══ Input rows

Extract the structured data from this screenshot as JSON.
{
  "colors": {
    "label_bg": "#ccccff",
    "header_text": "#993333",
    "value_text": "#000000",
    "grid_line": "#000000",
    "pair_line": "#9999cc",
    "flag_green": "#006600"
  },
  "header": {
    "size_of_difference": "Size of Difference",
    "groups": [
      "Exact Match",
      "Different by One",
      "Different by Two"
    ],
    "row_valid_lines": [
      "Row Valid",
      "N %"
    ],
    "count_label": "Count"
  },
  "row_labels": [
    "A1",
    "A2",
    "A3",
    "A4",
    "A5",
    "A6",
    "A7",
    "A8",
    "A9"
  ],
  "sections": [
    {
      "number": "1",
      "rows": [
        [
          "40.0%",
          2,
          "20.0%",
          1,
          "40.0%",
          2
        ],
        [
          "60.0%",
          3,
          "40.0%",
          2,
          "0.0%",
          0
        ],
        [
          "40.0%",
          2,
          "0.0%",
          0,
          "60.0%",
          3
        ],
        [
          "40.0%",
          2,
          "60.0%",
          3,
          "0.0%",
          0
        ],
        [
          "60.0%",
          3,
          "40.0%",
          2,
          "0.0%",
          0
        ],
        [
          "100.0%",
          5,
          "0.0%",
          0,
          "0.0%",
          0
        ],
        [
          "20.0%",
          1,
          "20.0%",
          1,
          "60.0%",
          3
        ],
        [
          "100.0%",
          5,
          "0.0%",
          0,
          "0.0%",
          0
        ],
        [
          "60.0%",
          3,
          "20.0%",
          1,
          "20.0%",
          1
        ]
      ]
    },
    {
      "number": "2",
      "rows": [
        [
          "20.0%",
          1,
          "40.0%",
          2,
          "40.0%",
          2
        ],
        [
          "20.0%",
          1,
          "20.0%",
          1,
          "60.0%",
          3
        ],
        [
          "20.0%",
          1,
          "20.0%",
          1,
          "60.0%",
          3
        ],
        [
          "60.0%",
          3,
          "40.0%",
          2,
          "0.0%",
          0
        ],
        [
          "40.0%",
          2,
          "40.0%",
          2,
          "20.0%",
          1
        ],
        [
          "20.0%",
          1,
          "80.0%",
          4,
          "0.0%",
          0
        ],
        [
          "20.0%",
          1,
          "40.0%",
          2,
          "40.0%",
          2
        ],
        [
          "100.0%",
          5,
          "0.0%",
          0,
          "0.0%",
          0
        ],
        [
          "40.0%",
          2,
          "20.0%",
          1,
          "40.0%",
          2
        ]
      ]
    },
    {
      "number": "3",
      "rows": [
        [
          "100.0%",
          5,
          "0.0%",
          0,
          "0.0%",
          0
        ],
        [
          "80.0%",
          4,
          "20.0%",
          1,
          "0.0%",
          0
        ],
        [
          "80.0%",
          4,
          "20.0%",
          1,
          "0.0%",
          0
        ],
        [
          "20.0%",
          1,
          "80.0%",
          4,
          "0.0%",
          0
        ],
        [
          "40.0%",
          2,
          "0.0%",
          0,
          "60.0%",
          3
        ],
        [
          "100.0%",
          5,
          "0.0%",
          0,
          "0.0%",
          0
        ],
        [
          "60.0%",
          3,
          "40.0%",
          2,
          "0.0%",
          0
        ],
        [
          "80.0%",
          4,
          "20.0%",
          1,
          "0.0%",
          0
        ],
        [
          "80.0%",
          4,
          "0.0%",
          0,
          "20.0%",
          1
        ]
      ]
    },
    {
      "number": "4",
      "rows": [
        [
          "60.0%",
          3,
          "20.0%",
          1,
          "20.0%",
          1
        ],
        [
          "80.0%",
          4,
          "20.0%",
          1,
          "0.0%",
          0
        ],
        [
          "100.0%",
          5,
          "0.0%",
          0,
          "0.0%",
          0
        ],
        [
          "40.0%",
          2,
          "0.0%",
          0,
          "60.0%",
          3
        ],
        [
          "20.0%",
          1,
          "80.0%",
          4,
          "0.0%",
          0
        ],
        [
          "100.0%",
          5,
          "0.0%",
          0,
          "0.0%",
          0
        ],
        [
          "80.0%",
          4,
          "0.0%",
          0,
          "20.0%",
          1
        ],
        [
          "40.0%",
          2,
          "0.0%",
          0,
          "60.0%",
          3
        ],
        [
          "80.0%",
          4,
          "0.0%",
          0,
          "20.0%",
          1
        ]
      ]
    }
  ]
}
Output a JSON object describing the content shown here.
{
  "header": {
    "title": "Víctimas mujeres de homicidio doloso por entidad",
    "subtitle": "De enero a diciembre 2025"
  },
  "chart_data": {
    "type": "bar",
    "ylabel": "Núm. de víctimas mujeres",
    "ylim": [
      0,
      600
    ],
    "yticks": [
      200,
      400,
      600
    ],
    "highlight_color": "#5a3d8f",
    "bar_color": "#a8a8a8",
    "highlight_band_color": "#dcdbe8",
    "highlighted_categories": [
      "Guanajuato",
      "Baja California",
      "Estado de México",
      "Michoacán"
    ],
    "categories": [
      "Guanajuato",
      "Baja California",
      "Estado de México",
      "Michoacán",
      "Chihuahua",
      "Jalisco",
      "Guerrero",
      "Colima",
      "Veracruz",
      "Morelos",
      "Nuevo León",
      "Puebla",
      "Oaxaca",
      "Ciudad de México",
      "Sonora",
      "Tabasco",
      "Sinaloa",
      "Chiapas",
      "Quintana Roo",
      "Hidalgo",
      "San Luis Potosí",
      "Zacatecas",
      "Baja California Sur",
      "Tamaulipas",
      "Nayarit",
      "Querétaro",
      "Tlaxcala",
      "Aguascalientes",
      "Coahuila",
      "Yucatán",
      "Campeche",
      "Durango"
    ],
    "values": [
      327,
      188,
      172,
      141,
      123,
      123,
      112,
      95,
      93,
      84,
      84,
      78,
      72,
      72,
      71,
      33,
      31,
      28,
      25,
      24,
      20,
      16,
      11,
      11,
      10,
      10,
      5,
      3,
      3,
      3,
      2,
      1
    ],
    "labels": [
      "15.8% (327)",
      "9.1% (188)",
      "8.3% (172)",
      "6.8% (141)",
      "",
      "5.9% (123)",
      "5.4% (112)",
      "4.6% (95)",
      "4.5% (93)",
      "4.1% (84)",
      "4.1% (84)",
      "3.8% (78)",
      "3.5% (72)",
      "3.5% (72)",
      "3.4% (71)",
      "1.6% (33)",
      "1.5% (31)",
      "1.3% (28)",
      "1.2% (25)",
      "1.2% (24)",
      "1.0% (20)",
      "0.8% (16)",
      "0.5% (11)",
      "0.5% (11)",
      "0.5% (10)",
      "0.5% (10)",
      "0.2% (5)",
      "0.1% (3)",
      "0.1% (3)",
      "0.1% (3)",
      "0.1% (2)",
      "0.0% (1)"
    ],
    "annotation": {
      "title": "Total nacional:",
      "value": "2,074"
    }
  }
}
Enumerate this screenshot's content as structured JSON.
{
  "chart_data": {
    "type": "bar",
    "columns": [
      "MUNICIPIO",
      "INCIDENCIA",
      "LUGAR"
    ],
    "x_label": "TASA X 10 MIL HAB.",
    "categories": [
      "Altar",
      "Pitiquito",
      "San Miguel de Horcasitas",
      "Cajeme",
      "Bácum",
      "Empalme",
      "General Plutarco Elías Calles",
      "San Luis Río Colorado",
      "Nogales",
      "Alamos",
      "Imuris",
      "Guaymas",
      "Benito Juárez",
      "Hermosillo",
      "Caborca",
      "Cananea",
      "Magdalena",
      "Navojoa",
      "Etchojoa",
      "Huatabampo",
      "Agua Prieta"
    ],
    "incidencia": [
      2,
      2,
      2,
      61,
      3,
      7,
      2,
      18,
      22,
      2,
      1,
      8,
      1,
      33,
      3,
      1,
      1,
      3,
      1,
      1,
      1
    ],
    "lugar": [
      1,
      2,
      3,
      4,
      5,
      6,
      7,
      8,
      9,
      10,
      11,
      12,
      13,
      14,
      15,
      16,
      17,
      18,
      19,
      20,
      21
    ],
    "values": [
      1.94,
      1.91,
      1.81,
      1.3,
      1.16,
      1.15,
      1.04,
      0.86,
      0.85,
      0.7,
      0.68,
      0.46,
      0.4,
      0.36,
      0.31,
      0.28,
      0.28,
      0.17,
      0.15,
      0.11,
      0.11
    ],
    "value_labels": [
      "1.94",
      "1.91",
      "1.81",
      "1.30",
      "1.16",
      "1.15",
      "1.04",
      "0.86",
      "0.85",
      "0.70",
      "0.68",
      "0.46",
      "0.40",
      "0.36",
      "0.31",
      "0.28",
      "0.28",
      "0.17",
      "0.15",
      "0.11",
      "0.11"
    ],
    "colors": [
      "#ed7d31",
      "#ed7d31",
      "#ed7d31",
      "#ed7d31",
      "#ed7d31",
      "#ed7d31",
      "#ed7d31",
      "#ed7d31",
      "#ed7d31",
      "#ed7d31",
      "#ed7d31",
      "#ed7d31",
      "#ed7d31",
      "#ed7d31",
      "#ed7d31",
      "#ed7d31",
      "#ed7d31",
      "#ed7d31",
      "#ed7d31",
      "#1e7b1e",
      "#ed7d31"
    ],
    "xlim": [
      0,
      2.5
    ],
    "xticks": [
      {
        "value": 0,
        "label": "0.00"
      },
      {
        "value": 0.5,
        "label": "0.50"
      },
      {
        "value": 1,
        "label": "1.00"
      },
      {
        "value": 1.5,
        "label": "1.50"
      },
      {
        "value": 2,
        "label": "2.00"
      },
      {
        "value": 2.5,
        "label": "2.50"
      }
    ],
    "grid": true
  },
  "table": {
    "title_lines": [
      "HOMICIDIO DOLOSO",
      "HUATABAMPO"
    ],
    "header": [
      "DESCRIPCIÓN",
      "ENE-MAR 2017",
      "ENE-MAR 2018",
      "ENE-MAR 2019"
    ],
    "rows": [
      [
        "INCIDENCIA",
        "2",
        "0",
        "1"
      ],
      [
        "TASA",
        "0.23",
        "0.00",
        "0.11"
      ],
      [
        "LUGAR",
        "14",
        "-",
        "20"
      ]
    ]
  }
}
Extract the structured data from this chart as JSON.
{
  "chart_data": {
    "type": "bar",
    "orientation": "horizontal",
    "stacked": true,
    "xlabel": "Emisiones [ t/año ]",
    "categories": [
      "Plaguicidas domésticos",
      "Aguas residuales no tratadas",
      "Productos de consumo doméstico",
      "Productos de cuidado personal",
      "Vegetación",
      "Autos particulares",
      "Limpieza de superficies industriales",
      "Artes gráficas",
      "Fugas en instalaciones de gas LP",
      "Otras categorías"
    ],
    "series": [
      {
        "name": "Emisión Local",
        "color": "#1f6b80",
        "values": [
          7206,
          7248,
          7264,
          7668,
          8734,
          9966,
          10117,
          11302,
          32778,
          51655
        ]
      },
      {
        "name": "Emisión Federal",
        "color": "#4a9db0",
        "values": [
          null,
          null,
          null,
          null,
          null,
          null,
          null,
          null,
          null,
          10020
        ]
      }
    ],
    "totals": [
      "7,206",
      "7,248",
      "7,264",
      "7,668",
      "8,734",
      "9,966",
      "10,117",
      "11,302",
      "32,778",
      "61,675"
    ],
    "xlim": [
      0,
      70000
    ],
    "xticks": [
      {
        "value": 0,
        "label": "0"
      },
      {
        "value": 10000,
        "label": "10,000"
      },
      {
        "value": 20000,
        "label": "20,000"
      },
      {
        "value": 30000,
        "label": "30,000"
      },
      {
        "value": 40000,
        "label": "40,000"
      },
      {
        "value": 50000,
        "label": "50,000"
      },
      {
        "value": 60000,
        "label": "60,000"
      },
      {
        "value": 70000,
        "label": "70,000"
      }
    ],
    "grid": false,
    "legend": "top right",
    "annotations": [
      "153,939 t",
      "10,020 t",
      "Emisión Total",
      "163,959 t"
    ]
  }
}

════

= Work to do =
What is the number of lines above that contain "Luis"? Answer with that number only.

= Solution to the problem =
2